=== The input ===
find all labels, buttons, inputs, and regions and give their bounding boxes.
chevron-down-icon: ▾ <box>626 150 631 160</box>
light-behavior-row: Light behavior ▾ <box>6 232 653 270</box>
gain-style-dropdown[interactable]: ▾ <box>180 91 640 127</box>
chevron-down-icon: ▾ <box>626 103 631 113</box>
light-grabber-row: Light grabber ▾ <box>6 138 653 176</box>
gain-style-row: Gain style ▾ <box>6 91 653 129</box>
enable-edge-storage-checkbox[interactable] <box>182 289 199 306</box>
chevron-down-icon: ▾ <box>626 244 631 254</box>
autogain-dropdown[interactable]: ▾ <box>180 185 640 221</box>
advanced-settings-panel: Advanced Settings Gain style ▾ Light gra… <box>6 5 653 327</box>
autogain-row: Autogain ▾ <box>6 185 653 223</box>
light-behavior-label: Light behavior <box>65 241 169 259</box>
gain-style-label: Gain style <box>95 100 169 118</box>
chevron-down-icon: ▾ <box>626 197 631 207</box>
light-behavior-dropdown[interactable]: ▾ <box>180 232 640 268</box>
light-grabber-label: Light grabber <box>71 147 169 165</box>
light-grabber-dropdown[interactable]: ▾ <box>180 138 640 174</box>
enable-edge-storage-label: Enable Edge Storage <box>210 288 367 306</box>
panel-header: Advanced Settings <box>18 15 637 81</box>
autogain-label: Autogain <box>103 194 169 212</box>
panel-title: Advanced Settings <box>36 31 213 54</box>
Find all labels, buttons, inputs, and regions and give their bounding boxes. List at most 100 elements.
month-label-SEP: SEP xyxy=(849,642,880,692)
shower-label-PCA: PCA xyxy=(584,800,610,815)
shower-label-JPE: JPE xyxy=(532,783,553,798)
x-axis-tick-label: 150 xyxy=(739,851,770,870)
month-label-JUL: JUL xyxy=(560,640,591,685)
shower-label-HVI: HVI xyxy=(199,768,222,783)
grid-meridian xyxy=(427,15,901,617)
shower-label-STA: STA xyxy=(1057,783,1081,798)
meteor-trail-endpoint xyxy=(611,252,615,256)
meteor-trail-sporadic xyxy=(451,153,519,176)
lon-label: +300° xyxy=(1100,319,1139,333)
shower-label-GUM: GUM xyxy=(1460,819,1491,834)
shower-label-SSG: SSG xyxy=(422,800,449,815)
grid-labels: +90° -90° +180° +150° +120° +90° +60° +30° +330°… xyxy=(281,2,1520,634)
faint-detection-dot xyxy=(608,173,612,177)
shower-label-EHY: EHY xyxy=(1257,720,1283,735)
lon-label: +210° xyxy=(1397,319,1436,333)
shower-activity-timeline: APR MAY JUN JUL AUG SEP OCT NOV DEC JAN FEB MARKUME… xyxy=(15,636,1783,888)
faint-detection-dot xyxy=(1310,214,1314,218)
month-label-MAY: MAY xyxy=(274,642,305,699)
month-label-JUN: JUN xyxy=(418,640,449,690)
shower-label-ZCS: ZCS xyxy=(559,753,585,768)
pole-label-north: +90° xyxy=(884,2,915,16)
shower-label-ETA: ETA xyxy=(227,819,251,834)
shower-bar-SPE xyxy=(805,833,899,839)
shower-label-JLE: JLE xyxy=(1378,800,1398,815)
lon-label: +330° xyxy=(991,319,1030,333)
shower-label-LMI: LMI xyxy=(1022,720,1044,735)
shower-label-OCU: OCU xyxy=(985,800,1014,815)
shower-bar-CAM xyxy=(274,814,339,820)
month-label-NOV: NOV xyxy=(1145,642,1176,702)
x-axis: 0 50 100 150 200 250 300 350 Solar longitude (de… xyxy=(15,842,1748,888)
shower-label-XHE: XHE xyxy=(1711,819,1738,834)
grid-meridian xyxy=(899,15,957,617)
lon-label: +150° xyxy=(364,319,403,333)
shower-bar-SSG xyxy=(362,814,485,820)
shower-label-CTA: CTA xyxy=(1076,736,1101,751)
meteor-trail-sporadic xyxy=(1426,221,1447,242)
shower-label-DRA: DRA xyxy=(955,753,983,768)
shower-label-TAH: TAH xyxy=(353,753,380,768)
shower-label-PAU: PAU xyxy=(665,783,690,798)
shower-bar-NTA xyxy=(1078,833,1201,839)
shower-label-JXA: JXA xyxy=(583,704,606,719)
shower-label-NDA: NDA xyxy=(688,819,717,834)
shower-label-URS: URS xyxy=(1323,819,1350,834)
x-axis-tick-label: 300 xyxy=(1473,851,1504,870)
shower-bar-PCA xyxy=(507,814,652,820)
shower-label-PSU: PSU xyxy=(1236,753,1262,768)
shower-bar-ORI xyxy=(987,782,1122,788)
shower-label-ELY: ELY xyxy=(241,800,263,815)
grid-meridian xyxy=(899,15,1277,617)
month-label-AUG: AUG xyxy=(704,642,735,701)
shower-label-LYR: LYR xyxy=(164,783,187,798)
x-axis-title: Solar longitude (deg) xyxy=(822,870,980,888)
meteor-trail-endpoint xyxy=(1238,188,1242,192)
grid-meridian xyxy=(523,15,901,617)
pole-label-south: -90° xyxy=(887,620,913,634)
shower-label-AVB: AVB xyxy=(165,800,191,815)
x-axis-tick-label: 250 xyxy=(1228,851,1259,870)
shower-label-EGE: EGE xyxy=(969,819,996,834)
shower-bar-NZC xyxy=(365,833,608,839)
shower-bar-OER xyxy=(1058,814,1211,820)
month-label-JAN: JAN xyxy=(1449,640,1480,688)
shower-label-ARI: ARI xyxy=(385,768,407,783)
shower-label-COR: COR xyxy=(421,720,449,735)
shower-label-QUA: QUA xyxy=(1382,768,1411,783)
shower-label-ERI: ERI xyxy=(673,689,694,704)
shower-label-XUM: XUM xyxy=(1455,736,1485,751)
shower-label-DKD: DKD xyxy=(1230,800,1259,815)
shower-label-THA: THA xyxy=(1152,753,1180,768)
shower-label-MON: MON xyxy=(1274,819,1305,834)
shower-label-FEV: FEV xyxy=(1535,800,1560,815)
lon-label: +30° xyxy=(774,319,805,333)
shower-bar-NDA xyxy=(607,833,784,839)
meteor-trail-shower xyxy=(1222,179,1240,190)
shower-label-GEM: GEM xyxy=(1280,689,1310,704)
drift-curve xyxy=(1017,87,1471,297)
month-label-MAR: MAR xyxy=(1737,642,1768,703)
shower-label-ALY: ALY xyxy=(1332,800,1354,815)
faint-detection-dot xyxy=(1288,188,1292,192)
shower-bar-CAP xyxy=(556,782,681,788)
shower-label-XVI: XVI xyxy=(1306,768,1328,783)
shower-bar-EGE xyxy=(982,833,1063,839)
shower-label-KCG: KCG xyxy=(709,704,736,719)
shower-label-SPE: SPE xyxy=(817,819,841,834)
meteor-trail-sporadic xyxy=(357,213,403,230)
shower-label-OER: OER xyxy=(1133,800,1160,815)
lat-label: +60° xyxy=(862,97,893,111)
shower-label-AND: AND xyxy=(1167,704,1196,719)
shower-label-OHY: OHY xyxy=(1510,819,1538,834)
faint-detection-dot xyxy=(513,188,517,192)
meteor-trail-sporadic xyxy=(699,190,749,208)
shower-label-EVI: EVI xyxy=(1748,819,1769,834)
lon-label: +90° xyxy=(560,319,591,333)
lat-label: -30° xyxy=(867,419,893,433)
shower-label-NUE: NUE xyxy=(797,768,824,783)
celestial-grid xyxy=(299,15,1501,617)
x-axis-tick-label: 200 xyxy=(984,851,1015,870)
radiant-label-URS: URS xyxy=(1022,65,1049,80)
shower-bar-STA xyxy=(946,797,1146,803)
===
- **Exercise objective**
Switch "chevron" to "caret" in the rows from the first row through the row containing "chevron-down-icon: ▾ <box>626 103", leaving everything else unchanged, and return only those rows.

- **Exercise output**
find all labels, buttons, inputs, and regions and give their bounding boxes.
caret-down-icon: ▾ <box>626 150 631 160</box>
light-behavior-row: Light behavior ▾ <box>6 232 653 270</box>
gain-style-dropdown[interactable]: ▾ <box>180 91 640 127</box>
caret-down-icon: ▾ <box>626 103 631 113</box>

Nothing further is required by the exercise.